#### OBJECTIVE:
Keep every line where the word "Accuracy" appears; drop the rest.
#### DATA TO USE ####
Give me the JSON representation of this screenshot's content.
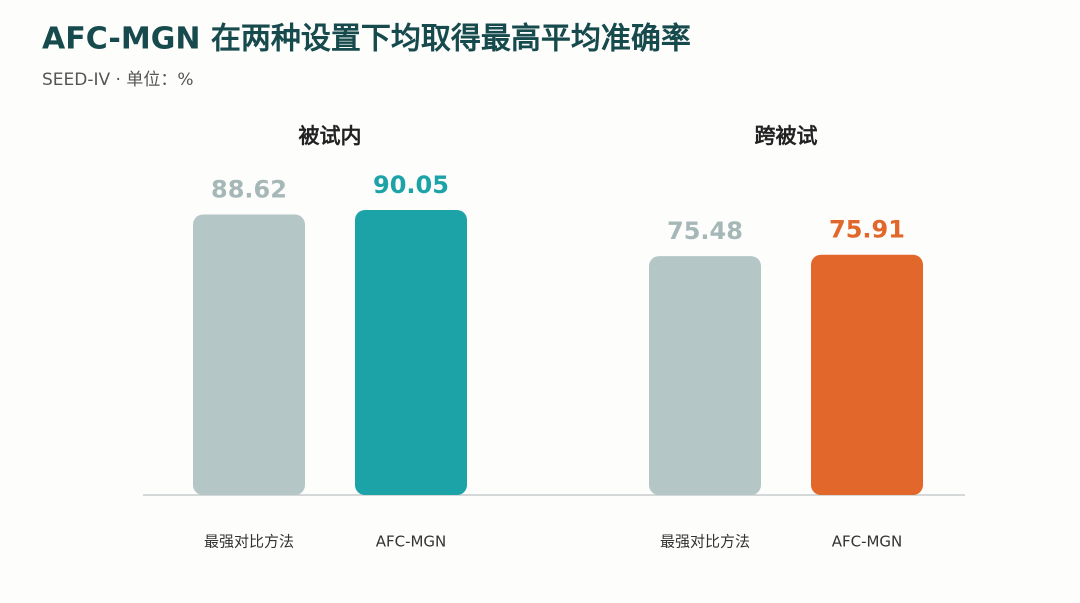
{
  "title": "AFC-MGN 在两种设置下均取得最高平均准确率",
  "subtitle": "SEED-IV · 单位：%",
  "chart_data": [
    {
      "type": "bar",
      "title": "被试内",
      "categories": [
        "最强对比方法",
        "AFC-MGN"
      ],
      "values": [
        88.62,
        90.05
      ],
      "colors": [
        "#b5c6c6",
        "#1ba3a8"
      ]
    },
    {
      "type": "bar",
      "title": "跨被试",
      "categories": [
        "最强对比方法",
        "AFC-MGN"
      ],
      "values": [
        75.48,
        75.91
      ],
      "colors": [
        "#b5c6c6",
        "#e2672a"
      ]
    }
  ]
}
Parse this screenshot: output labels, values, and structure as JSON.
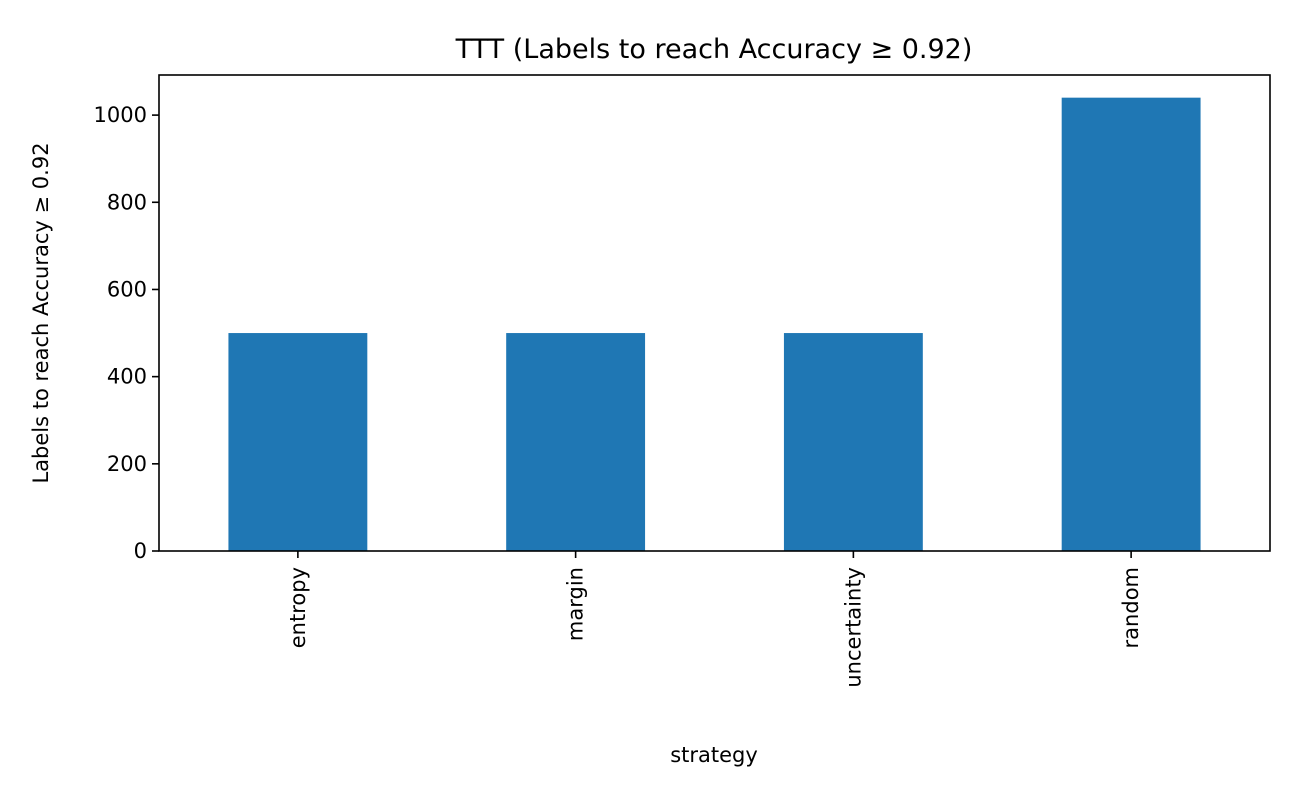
{
  "chart_data": {
    "type": "bar",
    "title": "TTT (Labels to reach Accuracy ≥ 0.92)",
    "xlabel": "strategy",
    "ylabel": "Labels to reach Accuracy ≥ 0.92",
    "categories": [
      "entropy",
      "margin",
      "uncertainty",
      "random"
    ],
    "values": [
      500,
      500,
      500,
      1040
    ],
    "ylim": [
      0,
      1092
    ],
    "yticks": [
      0,
      200,
      400,
      600,
      800,
      1000
    ],
    "grid": false,
    "bar_color": "#1f77b4"
  }
}
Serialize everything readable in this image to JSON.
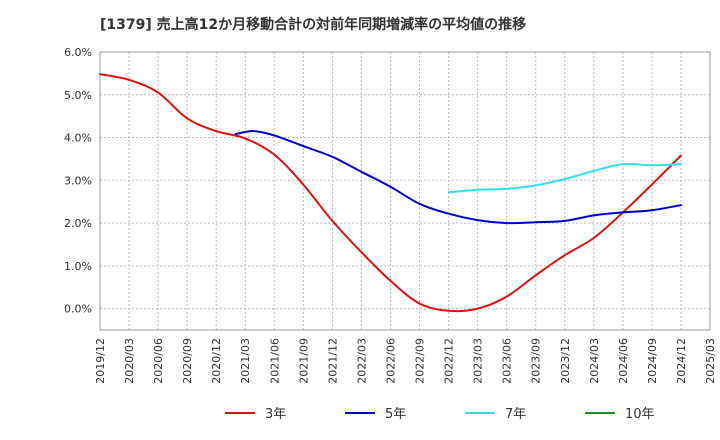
{
  "chart_data": {
    "type": "line",
    "title": "[1379]  売上高12か月移動合計の対前年同期増減率の平均値の推移",
    "xlabel": "",
    "ylabel": "",
    "ylim": [
      -0.5,
      6.0
    ],
    "yticks": [
      0.0,
      1.0,
      2.0,
      3.0,
      4.0,
      5.0,
      6.0
    ],
    "ytick_labels": [
      "0.0%",
      "1.0%",
      "2.0%",
      "3.0%",
      "4.0%",
      "5.0%",
      "6.0%"
    ],
    "xticks": [
      "2019/12",
      "2020/03",
      "2020/06",
      "2020/09",
      "2020/12",
      "2021/03",
      "2021/06",
      "2021/09",
      "2021/12",
      "2022/03",
      "2022/06",
      "2022/09",
      "2022/12",
      "2023/03",
      "2023/06",
      "2023/09",
      "2023/12",
      "2024/03",
      "2024/06",
      "2024/09",
      "2024/12",
      "2025/03"
    ],
    "grid": true,
    "legend_position": "bottom",
    "series": [
      {
        "name": "3年",
        "color": "#dd1111",
        "points": [
          [
            "2019/12",
            5.48
          ],
          [
            "2020/03",
            5.35
          ],
          [
            "2020/06",
            5.05
          ],
          [
            "2020/09",
            4.45
          ],
          [
            "2020/12",
            4.15
          ],
          [
            "2021/03",
            3.98
          ],
          [
            "2021/06",
            3.6
          ],
          [
            "2021/09",
            2.9
          ],
          [
            "2021/12",
            2.05
          ],
          [
            "2022/03",
            1.32
          ],
          [
            "2022/06",
            0.65
          ],
          [
            "2022/09",
            0.12
          ],
          [
            "2022/12",
            -0.05
          ],
          [
            "2023/03",
            0.0
          ],
          [
            "2023/06",
            0.28
          ],
          [
            "2023/09",
            0.78
          ],
          [
            "2023/12",
            1.25
          ],
          [
            "2024/03",
            1.65
          ],
          [
            "2024/06",
            2.25
          ],
          [
            "2024/09",
            2.9
          ],
          [
            "2024/12",
            3.58
          ]
        ]
      },
      {
        "name": "5年",
        "color": "#0000cc",
        "points": [
          [
            "2021/02",
            4.08
          ],
          [
            "2021/03",
            4.13
          ],
          [
            "2021/04",
            4.15
          ],
          [
            "2021/06",
            4.05
          ],
          [
            "2021/09",
            3.8
          ],
          [
            "2021/12",
            3.55
          ],
          [
            "2022/03",
            3.2
          ],
          [
            "2022/06",
            2.85
          ],
          [
            "2022/09",
            2.45
          ],
          [
            "2022/12",
            2.22
          ],
          [
            "2023/03",
            2.07
          ],
          [
            "2023/06",
            2.0
          ],
          [
            "2023/09",
            2.02
          ],
          [
            "2023/12",
            2.05
          ],
          [
            "2024/03",
            2.18
          ],
          [
            "2024/06",
            2.25
          ],
          [
            "2024/09",
            2.3
          ],
          [
            "2024/12",
            2.42
          ]
        ]
      },
      {
        "name": "7年",
        "color": "#33e0f0",
        "points": [
          [
            "2022/12",
            2.72
          ],
          [
            "2023/03",
            2.78
          ],
          [
            "2023/06",
            2.8
          ],
          [
            "2023/09",
            2.88
          ],
          [
            "2023/12",
            3.03
          ],
          [
            "2024/03",
            3.22
          ],
          [
            "2024/06",
            3.38
          ],
          [
            "2024/09",
            3.35
          ],
          [
            "2024/12",
            3.38
          ]
        ]
      },
      {
        "name": "10年",
        "color": "#228822",
        "points": []
      }
    ]
  }
}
####
#### SOLVED EXERCISE:
    "title": "TTT (Labels to reach Accuracy ≥ 0.92)",
    "ylabel": "Labels to reach Accuracy ≥ 0.92",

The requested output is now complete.